**What you will do**
Tally the lines containing the word "text" and give the total alone.

** START Data section **

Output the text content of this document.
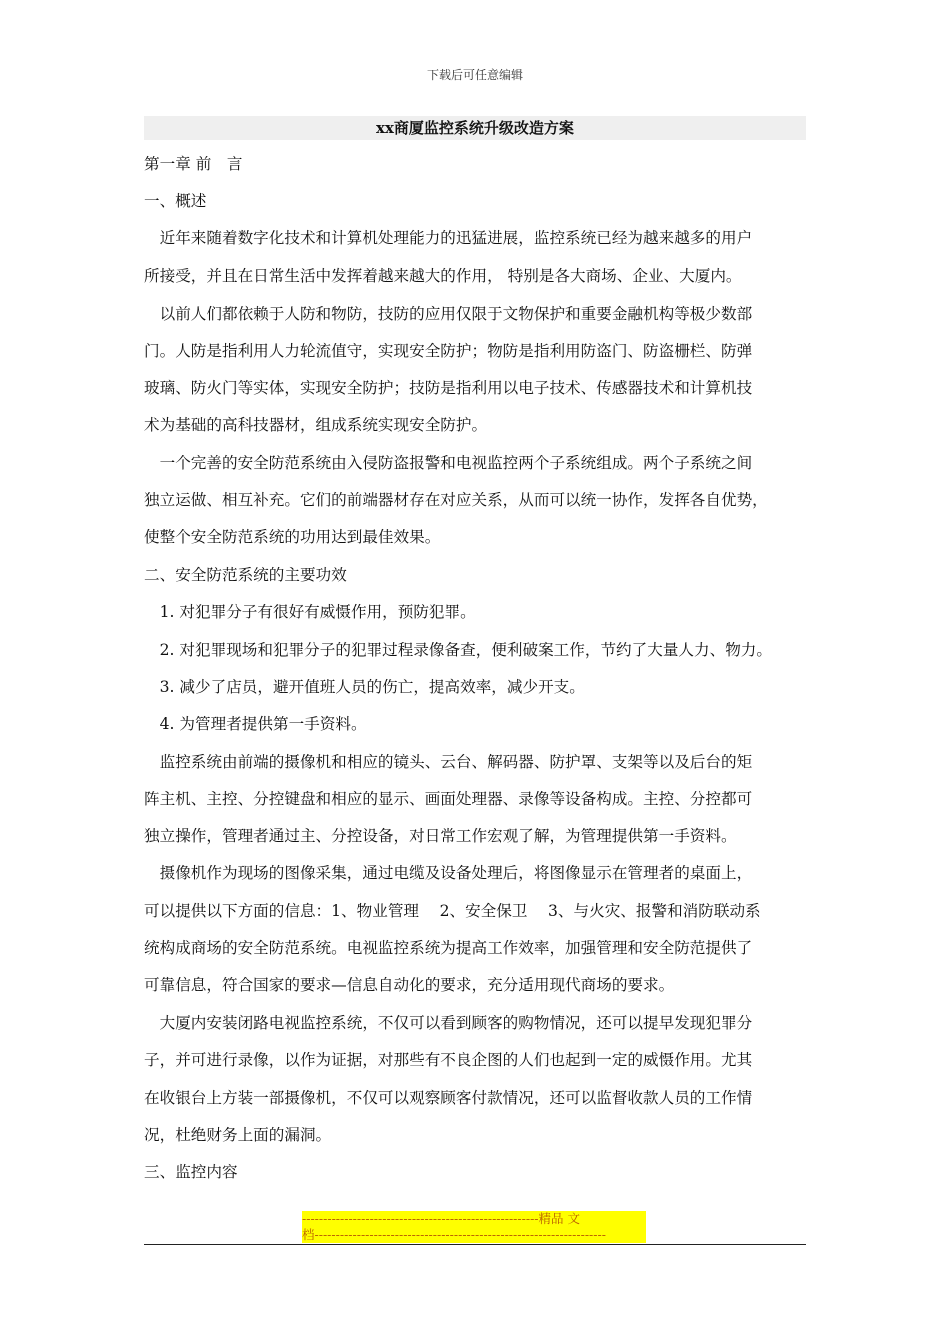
下载后可任意编辑
xx商厦监控系统升级改造方案
第一章 前　言
一、概述
　近年来随着数字化技术和计算机处理能力的迅猛进展，监控系统已经为越来越多的用户
所接受，并且在日常生活中发挥着越来越大的作用， 特别是各大商场、企业、大厦内。
　以前人们都依赖于人防和物防，技防的应用仅限于文物保护和重要金融机构等极少数部
门。人防是指利用人力轮流值守，实现安全防护；物防是指利用防盗门、防盗栅栏、防弹
玻璃、防火门等实体，实现安全防护；技防是指利用以电子技术、传感器技术和计算机技
术为基础的高科技器材，组成系统实现安全防护。
　一个完善的安全防范系统由入侵防盗报警和电视监控两个子系统组成。两个子系统之间
独立运做、相互补充。它们的前端器材存在对应关系，从而可以统一协作，发挥各自优势，
使整个安全防范系统的功用达到最佳效果。
二、安全防范系统的主要功效
　1. 对犯罪分子有很好有威慑作用，预防犯罪。
　2. 对犯罪现场和犯罪分子的犯罪过程录像备查，便利破案工作，节约了大量人力、物力。
　3. 减少了店员，避开值班人员的伤亡，提高效率，减少开支。
　4. 为管理者提供第一手资料。
　监控系统由前端的摄像机和相应的镜头、云台、解码器、防护罩、支架等以及后台的矩
阵主机、主控、分控键盘和相应的显示、画面处理器、录像等设备构成。主控、分控都可
独立操作，管理者通过主、分控设备，对日常工作宏观了解，为管理提供第一手资料。
　摄像机作为现场的图像采集，通过电缆及设备处理后，将图像显示在管理者的桌面上，
可以提供以下方面的信息：1、物业管理　 2、安全保卫　 3、与火灾、报警和消防联动系
统构成商场的安全防范系统。电视监控系统为提高工作效率，加强管理和安全防范提供了
可靠信息，符合国家的要求—信息自动化的要求，充分适用现代商场的要求。
　大厦内安装闭路电视监控系统，不仅可以看到顾客的购物情况，还可以提早发现犯罪分
子，并可进行录像，以作为证据，对那些有不良企图的人们也起到一定的威慑作用。尤其
在收银台上方装一部摄像机，不仅可以观察顾客付款情况，还可以监督收款人员的工作情
况，杜绝财务上面的漏洞。
三、监控内容
--------------------------------------------------------精品 文
档---------------------------------------------------------------------
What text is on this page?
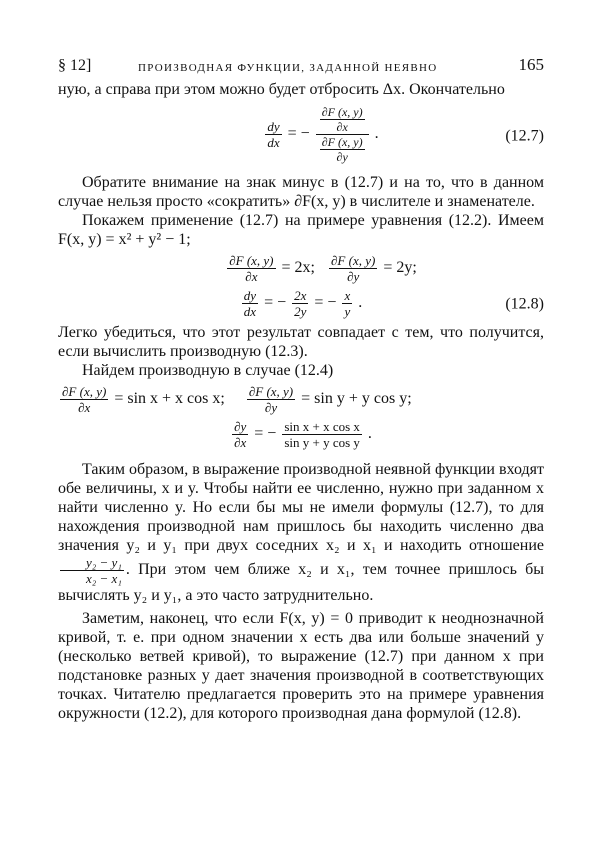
§ 12]	ПРОИЗВОДНАЯ ФУНКЦИИ, ЗАДАННОЙ НЕЯВНО	165

ную, а справа при этом можно будет отбросить Δx. Окончательно

$\frac{dy}{dx}$ = − $\frac{\frac{\partial F (x, y)}{\partial x}}{\frac{\partial F (x, y)}{\partial y}}$ .	(12.7)

Обратите внимание на знак минус в (12.7) и на то, что в данном случае нельзя просто «сократить» ∂F(x, y) в числителе и знаменателе.

Покажем применение (12.7) на примере уравнения (12.2). Имеем F(x, y) = x² + y² − 1;

$\frac{\partial F (x, y)}{\partial x} = 2x$; $\frac{\partial F (x, y)}{\partial y} = 2y$;
$\frac{dy}{dx}$ = − $\frac{2x}{2y}$ = − $\frac{x}{y}$ .	(12.8)

Легко убедиться, что этот результат совпадает с тем, что получится, если вычислить производную (12.3).

Найдем производную в случае (12.4)

$\frac{\partial F (x, y)}{\partial x} = \sin x + x$ cos x; $\frac{\partial F (x, y)}{\partial y} = \sin y + y$ cos y;
$\frac{\partial y}{\partial x}$ = − $\frac{\text{sin x + x cos x}}{\text{sin y + y cos y}}$ .

Таким образом, в выражение производной неявной функции входят обе величины, x и y. Чтобы найти ее численно, нужно при заданном x найти численно y. Но если бы мы не имели формулы (12.7), то для нахождения производной нам пришлось бы находить численно два значения y₂ и y₁ при двух соседних x₂ и x₁ и находить отношение
$\frac{\text{y₂ − y₁}}{\text{x₂ − x₁}}$ . При этом чем ближе x₂ и x₁, тем точнее пришлось бы вычислять y₂ и y₁, а это часто затруднительно.

Заметим, наконец, что если F(x, y) = 0 приводит к неоднозначной кривой, т. е. при одном значении x есть два или больше значений y (несколько ветвей кривой), то выражение (12.7) при данном x при подстановке разных y дает значения производной в соответствующих точках. Читателю предлагается проверить это на примере уравнения окружности (12.2), для которого производная дана формулой (12.8).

** END Data section **

**Result of the task**
4